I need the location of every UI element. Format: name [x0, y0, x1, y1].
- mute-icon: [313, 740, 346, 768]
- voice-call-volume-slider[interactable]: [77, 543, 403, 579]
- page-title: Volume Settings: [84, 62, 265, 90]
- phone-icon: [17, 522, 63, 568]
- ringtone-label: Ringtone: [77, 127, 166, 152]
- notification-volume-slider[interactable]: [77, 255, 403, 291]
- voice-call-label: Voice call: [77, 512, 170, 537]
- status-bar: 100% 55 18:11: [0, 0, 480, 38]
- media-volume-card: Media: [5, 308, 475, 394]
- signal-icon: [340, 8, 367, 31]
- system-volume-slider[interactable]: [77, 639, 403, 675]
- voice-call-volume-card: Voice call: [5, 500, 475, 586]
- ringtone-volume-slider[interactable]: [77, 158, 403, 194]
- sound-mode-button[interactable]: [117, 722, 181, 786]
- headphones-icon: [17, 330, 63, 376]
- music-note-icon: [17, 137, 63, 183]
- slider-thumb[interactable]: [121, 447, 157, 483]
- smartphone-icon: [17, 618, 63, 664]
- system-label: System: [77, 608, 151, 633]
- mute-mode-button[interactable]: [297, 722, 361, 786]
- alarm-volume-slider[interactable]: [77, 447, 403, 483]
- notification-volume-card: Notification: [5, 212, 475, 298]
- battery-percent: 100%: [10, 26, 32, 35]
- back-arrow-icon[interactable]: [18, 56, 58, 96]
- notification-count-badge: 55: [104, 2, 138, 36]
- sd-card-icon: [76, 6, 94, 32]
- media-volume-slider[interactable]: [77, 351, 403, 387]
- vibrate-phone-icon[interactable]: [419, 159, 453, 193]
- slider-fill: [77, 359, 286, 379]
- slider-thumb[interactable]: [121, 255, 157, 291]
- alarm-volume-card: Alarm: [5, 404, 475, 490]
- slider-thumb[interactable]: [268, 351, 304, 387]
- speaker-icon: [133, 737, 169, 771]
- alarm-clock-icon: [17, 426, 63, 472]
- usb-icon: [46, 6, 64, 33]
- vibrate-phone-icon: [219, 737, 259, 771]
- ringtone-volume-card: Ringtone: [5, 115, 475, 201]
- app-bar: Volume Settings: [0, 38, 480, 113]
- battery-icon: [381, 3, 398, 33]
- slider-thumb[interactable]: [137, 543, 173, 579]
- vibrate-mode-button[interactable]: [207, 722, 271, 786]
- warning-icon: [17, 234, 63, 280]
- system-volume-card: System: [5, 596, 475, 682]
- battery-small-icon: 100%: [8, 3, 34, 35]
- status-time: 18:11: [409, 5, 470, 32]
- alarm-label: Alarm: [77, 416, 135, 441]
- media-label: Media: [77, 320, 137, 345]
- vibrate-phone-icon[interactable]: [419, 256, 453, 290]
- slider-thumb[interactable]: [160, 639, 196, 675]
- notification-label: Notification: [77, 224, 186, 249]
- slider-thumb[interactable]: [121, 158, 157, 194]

· · ·

_REQUIREMENTS_:
Could you repeat every one of the items above word for word?

_EXERCISE SOLUTION_:
I need the location of every UI element. Format: name [x0, y0, x1, y1].
- mute-icon: [313, 740, 346, 768]
- voice-call-volume-slider[interactable]: [77, 543, 403, 579]
- page-title: Volume Settings: [84, 62, 265, 90]
- phone-icon: [17, 522, 63, 568]
- ringtone-label: Ringtone: [77, 127, 166, 152]
- notification-volume-slider[interactable]: [77, 255, 403, 291]
- voice-call-label: Voice call: [77, 512, 170, 537]
- status-bar: 100% 55 18:11: [0, 0, 480, 38]
- media-volume-card: Media: [5, 308, 475, 394]
- signal-icon: [340, 8, 367, 31]
- system-volume-slider[interactable]: [77, 639, 403, 675]
- voice-call-volume-card: Voice call: [5, 500, 475, 586]
- ringtone-volume-slider[interactable]: [77, 158, 403, 194]
- sound-mode-button[interactable]: [117, 722, 181, 786]
- headphones-icon: [17, 330, 63, 376]
- music-note-icon: [17, 137, 63, 183]
- slider-thumb[interactable]: [121, 447, 157, 483]
- smartphone-icon: [17, 618, 63, 664]
- system-label: System: [77, 608, 151, 633]
- mute-mode-button[interactable]: [297, 722, 361, 786]
- alarm-volume-slider[interactable]: [77, 447, 403, 483]
- notification-volume-card: Notification: [5, 212, 475, 298]
- battery-percent: 100%: [10, 26, 32, 35]
- back-arrow-icon[interactable]: [18, 56, 58, 96]
- notification-count-badge: 55: [104, 2, 138, 36]
- sd-card-icon: [76, 6, 94, 32]
- media-volume-slider[interactable]: [77, 351, 403, 387]
- vibrate-phone-icon[interactable]: [419, 159, 453, 193]
- slider-fill: [77, 359, 286, 379]
- slider-thumb[interactable]: [121, 255, 157, 291]
- alarm-volume-card: Alarm: [5, 404, 475, 490]
- slider-thumb[interactable]: [268, 351, 304, 387]
- speaker-icon: [133, 737, 169, 771]
- alarm-clock-icon: [17, 426, 63, 472]
- usb-icon: [46, 6, 64, 33]
- vibrate-phone-icon: [219, 737, 259, 771]
- ringtone-volume-card: Ringtone: [5, 115, 475, 201]
- app-bar: Volume Settings: [0, 38, 480, 113]
- battery-icon: [381, 3, 398, 33]
- slider-thumb[interactable]: [137, 543, 173, 579]
- vibrate-mode-button[interactable]: [207, 722, 271, 786]
- warning-icon: [17, 234, 63, 280]
- system-volume-card: System: [5, 596, 475, 682]
- battery-small-icon: 100%: [8, 3, 34, 35]
- status-time: 18:11: [409, 5, 470, 32]
- alarm-label: Alarm: [77, 416, 135, 441]
- media-label: Media: [77, 320, 137, 345]
- vibrate-phone-icon[interactable]: [419, 256, 453, 290]
- slider-thumb[interactable]: [160, 639, 196, 675]
- notification-label: Notification: [77, 224, 186, 249]
- slider-thumb[interactable]: [121, 158, 157, 194]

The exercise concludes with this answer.